▸ The problem: From the material below, list every line containing "title".

(Dataset listings of figures)
======
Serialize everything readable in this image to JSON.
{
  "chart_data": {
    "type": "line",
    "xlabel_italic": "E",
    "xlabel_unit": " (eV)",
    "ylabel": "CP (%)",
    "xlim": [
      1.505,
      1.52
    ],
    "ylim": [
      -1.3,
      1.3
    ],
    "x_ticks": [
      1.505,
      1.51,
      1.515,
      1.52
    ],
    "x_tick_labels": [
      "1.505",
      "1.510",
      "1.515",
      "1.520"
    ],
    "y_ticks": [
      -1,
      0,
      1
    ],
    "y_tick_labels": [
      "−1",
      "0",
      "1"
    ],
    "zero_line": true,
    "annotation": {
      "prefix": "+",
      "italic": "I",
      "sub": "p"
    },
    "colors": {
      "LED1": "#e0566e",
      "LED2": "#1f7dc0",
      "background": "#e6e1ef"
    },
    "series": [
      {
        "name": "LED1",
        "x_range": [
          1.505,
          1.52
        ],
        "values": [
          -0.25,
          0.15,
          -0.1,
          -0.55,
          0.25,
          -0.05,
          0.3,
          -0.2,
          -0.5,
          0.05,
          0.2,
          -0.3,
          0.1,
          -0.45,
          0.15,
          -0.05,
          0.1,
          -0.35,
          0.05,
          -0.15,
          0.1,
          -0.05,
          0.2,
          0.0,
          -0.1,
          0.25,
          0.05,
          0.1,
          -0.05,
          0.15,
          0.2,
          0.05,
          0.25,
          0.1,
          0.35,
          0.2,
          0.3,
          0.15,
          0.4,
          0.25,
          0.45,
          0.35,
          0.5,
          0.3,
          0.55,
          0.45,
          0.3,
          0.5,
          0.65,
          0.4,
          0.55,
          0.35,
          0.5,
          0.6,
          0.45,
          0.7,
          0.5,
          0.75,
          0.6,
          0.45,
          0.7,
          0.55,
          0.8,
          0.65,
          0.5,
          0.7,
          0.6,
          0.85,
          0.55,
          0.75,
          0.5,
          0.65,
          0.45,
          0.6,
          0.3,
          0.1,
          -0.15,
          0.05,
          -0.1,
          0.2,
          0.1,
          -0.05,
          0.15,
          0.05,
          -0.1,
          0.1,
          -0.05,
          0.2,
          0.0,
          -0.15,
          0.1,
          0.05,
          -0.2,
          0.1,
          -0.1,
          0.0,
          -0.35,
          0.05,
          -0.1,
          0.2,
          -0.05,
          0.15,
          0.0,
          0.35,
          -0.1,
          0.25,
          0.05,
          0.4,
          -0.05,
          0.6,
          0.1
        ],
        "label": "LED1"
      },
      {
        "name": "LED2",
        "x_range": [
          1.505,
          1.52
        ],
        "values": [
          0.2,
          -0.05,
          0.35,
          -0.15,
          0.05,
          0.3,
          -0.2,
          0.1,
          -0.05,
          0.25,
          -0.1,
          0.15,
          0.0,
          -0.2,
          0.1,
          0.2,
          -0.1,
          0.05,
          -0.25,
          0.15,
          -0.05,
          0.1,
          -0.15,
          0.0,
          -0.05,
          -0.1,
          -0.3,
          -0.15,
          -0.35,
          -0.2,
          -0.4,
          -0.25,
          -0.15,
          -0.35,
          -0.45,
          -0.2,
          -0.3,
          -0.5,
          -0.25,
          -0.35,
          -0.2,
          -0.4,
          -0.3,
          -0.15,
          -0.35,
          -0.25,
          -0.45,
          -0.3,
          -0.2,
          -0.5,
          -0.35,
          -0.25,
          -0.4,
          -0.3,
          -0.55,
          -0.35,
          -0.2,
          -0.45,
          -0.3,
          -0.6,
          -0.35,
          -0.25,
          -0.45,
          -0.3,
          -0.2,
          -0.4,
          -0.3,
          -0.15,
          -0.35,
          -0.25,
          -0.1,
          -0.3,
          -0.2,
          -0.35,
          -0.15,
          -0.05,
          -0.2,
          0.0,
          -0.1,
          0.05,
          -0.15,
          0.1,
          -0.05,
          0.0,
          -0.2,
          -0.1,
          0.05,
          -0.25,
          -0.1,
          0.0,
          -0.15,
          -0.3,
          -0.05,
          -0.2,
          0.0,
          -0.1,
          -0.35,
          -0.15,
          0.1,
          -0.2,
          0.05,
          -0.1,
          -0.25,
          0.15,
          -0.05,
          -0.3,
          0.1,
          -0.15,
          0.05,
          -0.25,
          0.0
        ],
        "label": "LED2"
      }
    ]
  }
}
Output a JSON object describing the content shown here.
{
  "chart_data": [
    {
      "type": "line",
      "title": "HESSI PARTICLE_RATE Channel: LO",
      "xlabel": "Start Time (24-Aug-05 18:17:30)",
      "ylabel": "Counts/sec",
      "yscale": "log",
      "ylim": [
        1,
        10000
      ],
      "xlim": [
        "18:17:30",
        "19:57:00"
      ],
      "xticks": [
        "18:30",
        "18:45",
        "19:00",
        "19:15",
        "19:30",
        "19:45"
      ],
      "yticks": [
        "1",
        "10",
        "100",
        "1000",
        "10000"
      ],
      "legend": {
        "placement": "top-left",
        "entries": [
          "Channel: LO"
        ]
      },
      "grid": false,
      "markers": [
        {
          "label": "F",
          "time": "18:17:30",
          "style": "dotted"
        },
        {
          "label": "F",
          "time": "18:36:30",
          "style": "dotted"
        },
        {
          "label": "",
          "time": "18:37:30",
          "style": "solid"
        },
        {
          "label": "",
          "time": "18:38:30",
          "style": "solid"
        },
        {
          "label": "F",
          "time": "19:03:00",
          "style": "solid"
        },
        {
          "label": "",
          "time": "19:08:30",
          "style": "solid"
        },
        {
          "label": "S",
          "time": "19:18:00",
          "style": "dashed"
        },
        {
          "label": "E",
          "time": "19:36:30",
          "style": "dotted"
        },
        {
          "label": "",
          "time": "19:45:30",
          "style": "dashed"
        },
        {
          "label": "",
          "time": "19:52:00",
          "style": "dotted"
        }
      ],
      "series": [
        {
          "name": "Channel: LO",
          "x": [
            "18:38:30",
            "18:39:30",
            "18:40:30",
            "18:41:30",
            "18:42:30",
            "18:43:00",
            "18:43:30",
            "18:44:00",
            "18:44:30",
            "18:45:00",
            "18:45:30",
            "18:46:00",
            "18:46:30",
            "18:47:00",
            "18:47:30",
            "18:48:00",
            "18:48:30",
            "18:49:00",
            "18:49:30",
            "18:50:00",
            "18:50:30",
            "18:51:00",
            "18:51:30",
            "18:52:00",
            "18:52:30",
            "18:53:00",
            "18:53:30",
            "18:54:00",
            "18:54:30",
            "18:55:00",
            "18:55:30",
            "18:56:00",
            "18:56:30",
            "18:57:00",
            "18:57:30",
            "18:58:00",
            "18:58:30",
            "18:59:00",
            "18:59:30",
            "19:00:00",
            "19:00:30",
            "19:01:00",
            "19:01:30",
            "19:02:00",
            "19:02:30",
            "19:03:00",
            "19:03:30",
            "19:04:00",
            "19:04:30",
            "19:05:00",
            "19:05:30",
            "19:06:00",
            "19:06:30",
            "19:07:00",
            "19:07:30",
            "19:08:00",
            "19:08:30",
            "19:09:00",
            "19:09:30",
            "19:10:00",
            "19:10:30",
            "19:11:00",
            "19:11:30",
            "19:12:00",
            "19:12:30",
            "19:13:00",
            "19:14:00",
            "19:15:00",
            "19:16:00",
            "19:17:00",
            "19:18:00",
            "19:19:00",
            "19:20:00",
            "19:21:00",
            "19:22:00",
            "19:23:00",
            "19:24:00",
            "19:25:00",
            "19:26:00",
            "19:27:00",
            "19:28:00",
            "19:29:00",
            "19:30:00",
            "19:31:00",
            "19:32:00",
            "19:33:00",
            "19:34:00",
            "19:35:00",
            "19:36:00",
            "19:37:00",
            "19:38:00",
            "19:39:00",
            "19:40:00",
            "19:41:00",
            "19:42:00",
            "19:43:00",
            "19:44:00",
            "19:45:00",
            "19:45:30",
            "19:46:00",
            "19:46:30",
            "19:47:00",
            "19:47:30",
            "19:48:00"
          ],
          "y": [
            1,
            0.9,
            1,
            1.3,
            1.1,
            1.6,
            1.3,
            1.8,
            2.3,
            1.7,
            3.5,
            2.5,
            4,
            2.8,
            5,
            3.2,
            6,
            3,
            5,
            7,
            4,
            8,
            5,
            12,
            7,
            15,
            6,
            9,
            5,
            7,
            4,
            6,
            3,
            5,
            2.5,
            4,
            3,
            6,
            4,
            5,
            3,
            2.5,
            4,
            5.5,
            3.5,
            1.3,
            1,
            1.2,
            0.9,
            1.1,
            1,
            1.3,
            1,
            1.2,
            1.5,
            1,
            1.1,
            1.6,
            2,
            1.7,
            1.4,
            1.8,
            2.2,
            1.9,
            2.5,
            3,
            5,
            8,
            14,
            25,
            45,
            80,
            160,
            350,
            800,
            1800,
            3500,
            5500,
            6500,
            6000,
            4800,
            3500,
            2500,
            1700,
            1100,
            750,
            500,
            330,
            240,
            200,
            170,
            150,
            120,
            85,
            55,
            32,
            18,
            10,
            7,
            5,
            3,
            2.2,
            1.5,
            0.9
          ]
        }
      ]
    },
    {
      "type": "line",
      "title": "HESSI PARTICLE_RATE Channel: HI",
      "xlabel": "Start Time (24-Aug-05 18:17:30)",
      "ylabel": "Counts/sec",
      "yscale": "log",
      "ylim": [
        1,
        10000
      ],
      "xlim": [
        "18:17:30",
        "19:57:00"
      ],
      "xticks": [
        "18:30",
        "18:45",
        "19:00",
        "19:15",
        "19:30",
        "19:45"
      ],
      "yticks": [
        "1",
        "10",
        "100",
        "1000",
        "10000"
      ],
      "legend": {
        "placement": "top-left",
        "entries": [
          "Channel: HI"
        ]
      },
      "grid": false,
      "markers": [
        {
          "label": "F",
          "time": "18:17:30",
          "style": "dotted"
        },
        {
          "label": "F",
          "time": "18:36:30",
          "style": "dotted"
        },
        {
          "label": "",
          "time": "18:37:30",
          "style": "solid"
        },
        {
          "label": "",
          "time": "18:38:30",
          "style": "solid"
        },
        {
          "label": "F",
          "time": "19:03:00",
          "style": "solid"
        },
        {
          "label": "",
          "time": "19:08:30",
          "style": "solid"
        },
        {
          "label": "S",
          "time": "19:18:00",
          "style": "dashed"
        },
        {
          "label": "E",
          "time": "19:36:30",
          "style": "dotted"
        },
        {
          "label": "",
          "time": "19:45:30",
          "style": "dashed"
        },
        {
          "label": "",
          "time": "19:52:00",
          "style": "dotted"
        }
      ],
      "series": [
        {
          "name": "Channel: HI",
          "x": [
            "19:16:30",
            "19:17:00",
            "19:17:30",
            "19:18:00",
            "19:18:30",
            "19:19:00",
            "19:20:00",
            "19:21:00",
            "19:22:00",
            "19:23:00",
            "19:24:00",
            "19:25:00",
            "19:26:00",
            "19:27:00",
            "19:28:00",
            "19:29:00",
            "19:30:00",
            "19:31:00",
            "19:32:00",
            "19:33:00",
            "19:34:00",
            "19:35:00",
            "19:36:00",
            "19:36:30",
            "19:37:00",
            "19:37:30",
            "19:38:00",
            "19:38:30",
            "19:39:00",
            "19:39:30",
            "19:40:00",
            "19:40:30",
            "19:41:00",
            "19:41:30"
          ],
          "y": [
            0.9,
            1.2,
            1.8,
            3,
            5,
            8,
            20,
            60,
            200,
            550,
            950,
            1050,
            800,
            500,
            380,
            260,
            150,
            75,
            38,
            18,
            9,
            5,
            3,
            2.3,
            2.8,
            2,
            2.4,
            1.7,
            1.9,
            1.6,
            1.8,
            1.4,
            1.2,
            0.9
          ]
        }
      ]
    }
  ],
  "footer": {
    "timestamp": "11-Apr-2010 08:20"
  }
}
======
▸ Written solution:
      "title": "HESSI PARTICLE_RATE Channel: LO",
      "title": "HESSI PARTICLE_RATE Channel: HI",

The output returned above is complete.